> _Task directions_: Go through each line of the records below and count those with the word "prismhall". Give only the count.

> _Material for this exercise_:
%%
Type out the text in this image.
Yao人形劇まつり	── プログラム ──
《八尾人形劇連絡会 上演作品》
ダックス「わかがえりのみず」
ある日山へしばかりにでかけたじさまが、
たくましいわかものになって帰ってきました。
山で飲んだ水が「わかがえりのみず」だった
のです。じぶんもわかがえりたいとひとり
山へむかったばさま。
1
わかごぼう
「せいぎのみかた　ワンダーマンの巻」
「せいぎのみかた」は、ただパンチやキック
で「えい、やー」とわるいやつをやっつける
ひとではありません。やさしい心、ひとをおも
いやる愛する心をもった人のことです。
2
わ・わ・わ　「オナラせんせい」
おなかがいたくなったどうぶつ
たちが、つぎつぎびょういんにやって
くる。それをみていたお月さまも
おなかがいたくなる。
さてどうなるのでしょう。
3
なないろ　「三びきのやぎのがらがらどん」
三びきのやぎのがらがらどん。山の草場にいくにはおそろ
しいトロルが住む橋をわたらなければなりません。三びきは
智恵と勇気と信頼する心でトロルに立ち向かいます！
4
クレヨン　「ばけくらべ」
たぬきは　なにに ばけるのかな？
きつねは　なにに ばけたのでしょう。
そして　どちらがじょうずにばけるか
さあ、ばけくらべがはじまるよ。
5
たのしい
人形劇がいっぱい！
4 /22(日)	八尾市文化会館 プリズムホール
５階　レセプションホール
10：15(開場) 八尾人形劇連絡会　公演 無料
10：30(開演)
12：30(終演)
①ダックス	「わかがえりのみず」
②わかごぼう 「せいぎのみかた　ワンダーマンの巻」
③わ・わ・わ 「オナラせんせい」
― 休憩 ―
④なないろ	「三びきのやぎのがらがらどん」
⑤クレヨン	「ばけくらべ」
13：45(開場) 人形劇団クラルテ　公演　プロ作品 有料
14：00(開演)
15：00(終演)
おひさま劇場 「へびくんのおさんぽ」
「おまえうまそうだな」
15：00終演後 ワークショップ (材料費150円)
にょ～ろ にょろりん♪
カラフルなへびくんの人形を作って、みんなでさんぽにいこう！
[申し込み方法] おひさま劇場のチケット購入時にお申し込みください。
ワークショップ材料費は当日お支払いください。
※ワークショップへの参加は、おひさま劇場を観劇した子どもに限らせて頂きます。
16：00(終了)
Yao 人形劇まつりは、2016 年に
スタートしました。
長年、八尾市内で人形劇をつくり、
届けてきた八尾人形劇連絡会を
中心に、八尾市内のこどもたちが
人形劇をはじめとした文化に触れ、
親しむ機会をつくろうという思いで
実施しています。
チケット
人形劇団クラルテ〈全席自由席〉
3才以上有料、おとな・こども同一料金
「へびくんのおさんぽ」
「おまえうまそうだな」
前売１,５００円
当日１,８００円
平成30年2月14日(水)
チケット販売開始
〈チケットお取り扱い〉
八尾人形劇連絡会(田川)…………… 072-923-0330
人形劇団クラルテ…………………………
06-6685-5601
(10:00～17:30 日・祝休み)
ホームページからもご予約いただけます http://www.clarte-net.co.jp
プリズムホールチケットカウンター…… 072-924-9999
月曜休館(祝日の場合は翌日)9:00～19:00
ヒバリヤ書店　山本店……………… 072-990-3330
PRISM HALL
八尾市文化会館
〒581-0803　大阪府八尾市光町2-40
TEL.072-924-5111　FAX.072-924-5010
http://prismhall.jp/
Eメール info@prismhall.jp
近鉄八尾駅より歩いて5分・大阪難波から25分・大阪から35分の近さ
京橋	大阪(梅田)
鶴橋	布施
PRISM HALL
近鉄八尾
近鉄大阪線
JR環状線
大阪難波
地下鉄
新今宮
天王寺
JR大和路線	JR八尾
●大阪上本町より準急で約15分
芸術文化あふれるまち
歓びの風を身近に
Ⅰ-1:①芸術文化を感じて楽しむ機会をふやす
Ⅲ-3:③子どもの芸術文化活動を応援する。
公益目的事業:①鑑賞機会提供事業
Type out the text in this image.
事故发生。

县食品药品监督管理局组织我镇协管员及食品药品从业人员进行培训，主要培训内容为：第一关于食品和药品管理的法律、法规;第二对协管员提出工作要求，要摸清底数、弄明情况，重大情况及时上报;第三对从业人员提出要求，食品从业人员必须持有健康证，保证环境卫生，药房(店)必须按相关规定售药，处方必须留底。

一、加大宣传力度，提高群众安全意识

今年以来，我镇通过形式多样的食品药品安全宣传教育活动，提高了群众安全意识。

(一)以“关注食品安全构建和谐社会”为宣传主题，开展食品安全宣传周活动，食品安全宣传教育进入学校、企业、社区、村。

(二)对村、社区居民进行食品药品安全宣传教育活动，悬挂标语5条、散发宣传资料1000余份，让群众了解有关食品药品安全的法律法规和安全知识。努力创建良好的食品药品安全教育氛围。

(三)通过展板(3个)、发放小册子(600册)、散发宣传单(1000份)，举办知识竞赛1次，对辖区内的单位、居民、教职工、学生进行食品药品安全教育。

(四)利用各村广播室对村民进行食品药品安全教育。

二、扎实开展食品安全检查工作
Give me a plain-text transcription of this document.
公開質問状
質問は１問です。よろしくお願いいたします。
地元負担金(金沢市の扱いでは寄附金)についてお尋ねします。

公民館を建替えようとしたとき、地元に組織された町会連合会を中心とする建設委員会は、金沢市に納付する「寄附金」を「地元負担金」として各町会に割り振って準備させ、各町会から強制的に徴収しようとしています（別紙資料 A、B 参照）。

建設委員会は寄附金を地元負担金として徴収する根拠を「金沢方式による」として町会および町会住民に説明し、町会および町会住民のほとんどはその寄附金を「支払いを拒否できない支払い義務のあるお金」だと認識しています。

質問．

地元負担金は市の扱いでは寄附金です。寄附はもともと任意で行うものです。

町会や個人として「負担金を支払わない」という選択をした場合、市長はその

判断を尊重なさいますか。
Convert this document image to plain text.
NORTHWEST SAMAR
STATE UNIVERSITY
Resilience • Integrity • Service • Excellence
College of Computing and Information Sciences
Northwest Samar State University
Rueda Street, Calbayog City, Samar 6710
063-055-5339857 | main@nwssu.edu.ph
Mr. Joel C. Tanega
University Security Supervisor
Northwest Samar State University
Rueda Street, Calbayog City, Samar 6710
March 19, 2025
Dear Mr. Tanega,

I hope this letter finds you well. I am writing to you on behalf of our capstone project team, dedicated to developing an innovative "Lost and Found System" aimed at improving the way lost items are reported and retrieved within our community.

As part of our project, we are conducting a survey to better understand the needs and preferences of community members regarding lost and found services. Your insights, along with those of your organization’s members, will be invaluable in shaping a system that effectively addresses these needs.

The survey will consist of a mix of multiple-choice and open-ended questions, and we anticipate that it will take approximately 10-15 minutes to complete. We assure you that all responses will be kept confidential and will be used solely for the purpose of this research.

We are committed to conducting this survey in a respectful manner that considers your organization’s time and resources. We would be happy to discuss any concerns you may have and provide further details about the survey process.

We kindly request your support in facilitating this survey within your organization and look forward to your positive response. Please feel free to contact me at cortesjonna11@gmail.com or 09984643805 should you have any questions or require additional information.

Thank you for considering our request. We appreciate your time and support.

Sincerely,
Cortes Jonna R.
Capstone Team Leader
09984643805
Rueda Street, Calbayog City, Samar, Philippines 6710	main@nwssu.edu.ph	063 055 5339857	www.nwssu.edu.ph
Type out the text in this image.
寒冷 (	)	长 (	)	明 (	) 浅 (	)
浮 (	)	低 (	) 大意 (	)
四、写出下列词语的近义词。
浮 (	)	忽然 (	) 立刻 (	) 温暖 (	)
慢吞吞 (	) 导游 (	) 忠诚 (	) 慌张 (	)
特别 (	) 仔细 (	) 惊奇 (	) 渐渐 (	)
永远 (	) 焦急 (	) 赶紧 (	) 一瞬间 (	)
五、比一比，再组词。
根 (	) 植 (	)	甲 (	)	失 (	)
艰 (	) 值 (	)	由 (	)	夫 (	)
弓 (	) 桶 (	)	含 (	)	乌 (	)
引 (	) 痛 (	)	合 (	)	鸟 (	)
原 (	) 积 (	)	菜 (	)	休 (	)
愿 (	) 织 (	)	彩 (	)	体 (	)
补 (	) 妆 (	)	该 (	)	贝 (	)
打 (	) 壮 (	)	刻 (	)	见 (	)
%%
> _Task solution_: 2